Figure collection entries:
-=-=-

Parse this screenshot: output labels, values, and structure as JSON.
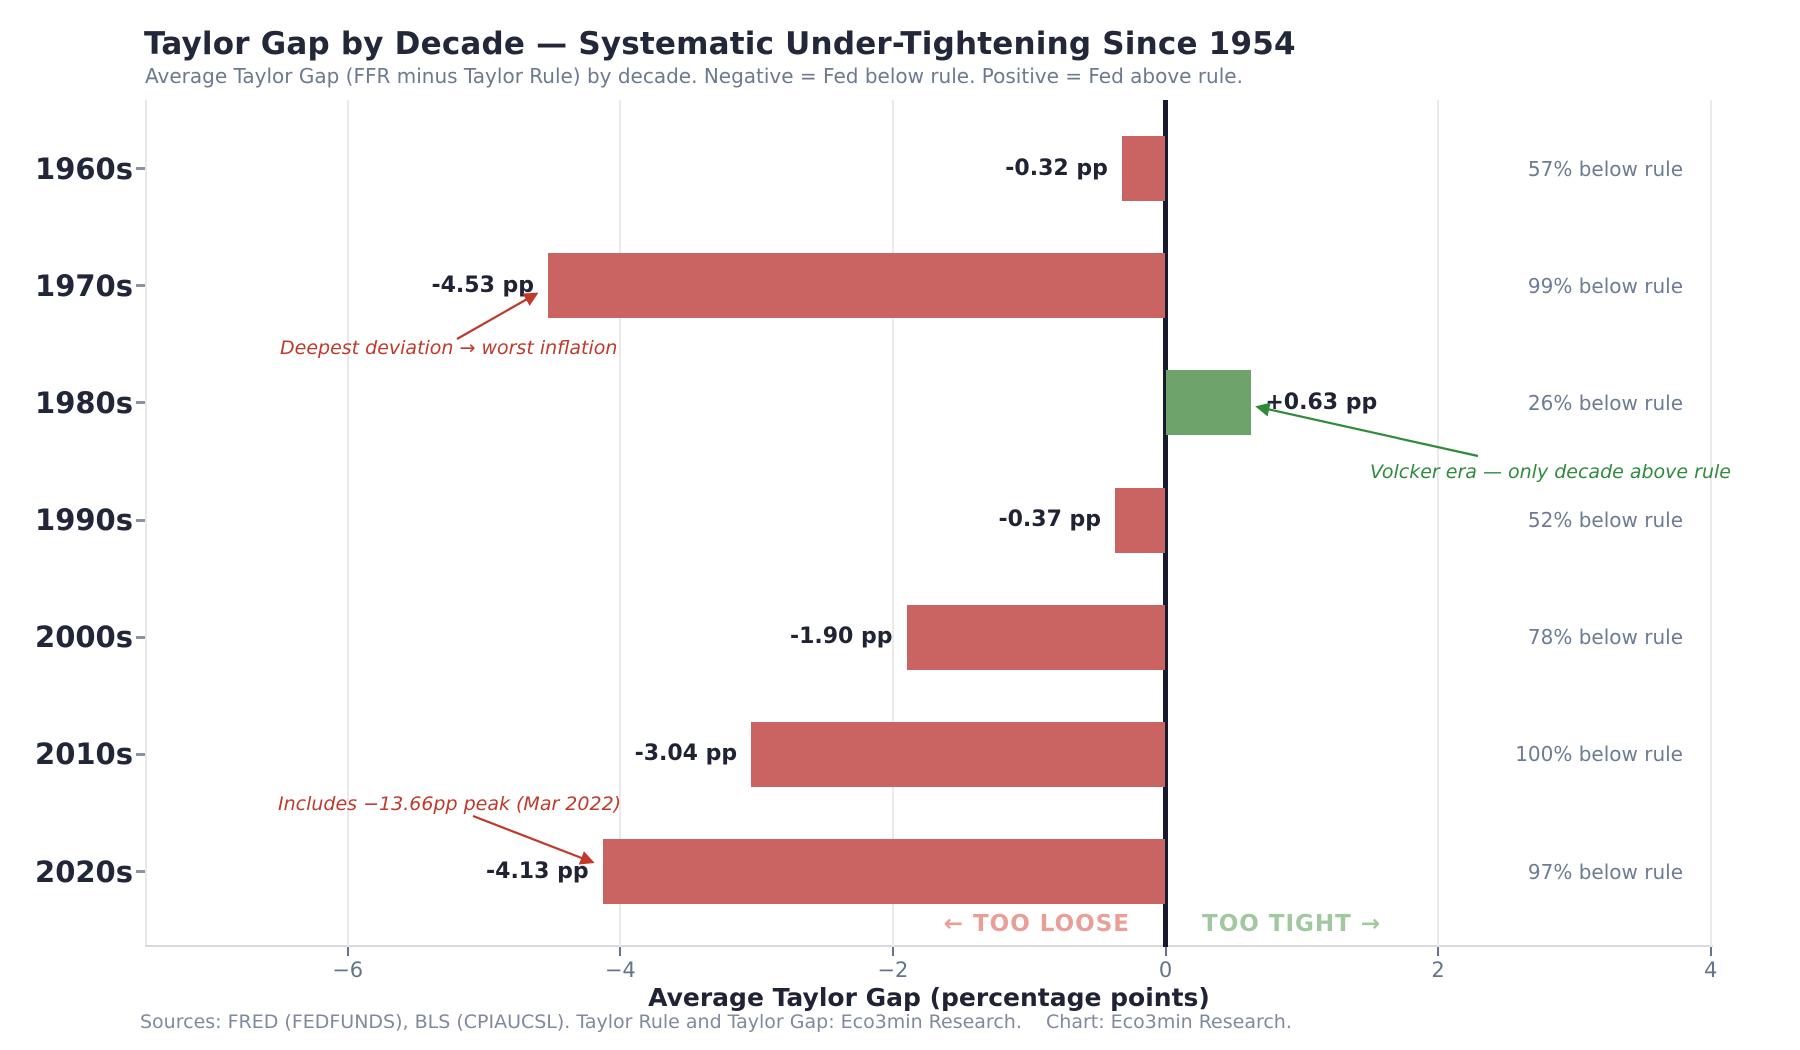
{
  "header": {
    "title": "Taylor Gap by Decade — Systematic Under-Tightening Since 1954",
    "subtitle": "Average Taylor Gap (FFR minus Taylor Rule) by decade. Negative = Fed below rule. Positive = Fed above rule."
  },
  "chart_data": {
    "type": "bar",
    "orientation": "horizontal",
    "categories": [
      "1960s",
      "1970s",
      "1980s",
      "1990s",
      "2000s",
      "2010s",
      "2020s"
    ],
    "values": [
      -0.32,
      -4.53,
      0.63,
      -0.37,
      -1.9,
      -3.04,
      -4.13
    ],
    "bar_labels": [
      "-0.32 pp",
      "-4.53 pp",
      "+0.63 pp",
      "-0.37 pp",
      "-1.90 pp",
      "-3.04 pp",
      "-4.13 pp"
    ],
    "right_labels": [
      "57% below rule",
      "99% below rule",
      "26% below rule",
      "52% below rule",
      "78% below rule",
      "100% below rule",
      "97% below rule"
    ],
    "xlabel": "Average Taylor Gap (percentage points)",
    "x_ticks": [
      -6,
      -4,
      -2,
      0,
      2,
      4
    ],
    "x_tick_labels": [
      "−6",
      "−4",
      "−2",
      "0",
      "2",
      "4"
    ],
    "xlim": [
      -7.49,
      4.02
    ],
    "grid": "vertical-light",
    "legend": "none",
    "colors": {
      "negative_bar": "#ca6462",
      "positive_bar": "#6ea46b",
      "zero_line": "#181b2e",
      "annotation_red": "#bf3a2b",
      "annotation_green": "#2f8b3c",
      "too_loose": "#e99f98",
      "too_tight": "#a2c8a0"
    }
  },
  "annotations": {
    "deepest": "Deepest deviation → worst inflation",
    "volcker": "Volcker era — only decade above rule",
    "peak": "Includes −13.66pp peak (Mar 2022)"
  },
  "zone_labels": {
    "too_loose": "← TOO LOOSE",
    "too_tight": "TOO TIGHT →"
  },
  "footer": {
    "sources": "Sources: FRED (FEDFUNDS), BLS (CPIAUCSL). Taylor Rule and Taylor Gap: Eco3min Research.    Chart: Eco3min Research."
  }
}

-=-=-

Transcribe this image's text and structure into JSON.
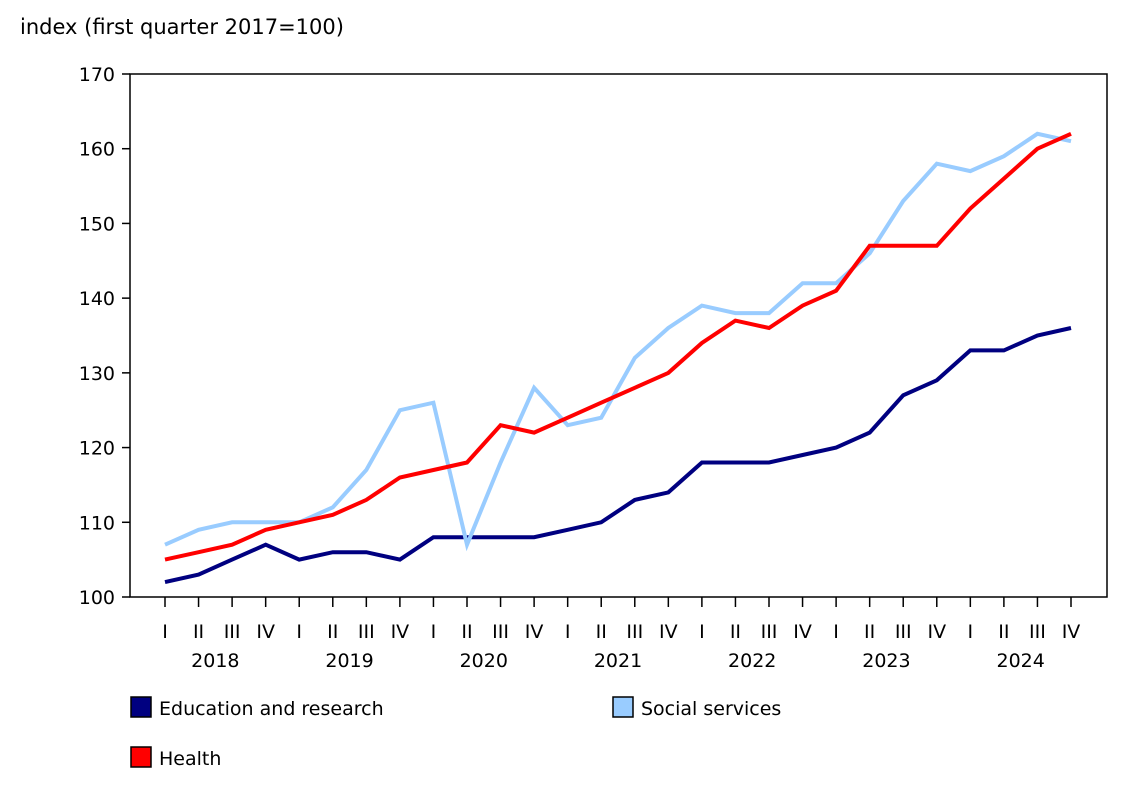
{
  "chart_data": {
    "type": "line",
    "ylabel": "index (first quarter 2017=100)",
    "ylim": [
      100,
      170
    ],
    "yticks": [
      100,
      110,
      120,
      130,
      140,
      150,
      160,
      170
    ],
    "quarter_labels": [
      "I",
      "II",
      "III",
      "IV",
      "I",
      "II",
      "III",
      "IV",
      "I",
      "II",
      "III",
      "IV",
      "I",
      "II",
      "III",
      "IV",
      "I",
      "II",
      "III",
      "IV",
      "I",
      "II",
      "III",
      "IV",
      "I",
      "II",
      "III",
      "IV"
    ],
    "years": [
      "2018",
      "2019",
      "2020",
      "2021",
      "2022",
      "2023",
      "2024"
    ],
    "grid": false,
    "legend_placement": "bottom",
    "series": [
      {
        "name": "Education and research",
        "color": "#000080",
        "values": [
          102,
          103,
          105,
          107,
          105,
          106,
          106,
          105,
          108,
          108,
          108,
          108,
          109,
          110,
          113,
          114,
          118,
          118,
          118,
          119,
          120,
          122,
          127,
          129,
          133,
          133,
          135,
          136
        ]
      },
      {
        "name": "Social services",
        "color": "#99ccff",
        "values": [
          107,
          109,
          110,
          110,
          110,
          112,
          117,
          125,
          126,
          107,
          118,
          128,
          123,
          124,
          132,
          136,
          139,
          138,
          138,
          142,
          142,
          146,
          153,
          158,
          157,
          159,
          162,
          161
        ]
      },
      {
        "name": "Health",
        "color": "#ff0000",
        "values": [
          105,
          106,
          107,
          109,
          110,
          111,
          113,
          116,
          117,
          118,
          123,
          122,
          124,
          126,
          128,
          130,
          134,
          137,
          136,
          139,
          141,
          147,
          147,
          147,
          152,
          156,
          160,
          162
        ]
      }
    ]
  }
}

-=-=-

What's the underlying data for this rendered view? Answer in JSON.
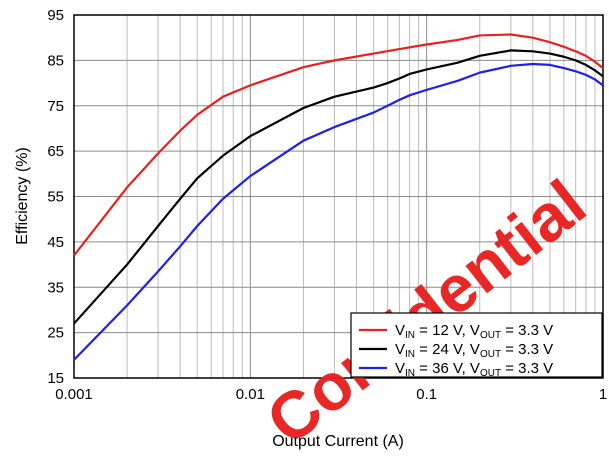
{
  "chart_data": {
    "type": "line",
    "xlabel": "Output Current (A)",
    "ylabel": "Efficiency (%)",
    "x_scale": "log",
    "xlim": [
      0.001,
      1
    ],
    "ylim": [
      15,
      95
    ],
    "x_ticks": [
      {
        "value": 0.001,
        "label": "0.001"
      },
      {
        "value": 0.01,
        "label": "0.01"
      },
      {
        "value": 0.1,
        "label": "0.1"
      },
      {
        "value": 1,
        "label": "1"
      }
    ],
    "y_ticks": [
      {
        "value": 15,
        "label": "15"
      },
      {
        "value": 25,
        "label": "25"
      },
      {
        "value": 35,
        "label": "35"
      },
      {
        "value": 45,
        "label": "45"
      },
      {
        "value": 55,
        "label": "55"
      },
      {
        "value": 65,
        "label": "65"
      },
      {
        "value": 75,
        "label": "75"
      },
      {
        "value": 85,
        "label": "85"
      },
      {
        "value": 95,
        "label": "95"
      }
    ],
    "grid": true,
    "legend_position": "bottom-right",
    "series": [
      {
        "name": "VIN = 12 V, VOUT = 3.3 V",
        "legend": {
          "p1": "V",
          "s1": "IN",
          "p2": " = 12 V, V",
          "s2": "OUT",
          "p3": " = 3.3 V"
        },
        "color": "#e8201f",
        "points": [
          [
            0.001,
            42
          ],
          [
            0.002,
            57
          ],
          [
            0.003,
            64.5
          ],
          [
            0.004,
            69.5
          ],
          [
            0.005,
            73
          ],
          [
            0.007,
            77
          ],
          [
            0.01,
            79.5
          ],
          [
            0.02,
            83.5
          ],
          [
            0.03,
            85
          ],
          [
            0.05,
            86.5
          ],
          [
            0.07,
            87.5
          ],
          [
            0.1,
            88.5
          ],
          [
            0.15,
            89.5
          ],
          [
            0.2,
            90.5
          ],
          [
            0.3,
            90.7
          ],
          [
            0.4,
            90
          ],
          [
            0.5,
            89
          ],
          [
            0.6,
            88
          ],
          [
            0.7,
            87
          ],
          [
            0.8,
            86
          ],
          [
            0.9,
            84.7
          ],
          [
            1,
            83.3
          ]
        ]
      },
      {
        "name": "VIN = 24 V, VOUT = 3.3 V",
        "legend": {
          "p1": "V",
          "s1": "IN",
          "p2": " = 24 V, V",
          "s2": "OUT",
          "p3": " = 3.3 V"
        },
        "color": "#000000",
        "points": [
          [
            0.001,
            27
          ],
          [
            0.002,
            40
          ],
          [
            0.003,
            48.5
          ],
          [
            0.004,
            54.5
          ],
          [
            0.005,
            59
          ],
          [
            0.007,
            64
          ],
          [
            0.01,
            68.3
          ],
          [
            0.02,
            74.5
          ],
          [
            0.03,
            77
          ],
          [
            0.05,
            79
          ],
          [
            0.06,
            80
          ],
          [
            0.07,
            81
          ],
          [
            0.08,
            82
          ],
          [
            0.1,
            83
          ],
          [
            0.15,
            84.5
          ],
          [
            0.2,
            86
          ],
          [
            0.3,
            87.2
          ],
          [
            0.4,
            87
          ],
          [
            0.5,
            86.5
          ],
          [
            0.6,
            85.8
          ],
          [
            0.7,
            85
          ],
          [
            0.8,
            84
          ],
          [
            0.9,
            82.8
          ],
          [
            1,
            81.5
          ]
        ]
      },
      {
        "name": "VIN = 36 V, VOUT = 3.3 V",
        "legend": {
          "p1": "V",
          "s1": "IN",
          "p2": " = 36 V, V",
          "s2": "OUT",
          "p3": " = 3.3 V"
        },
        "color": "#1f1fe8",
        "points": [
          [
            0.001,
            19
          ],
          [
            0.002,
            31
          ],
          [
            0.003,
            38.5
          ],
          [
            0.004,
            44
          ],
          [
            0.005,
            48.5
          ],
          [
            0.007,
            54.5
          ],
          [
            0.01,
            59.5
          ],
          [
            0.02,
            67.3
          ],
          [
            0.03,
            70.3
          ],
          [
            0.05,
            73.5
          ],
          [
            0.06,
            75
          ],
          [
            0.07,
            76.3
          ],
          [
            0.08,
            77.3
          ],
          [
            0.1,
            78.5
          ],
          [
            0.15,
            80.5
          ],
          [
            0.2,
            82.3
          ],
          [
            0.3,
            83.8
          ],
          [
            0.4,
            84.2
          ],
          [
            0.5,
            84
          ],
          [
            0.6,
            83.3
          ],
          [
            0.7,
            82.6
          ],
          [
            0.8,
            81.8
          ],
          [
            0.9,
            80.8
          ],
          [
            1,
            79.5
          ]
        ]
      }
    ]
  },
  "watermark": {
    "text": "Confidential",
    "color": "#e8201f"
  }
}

-=-=-

TASK BRIEF> Pull out every line above that holds the word "grid".

ANSWER IN FULL>
    "grid": "vertical-light",
    "grid": false,
    "grid": true,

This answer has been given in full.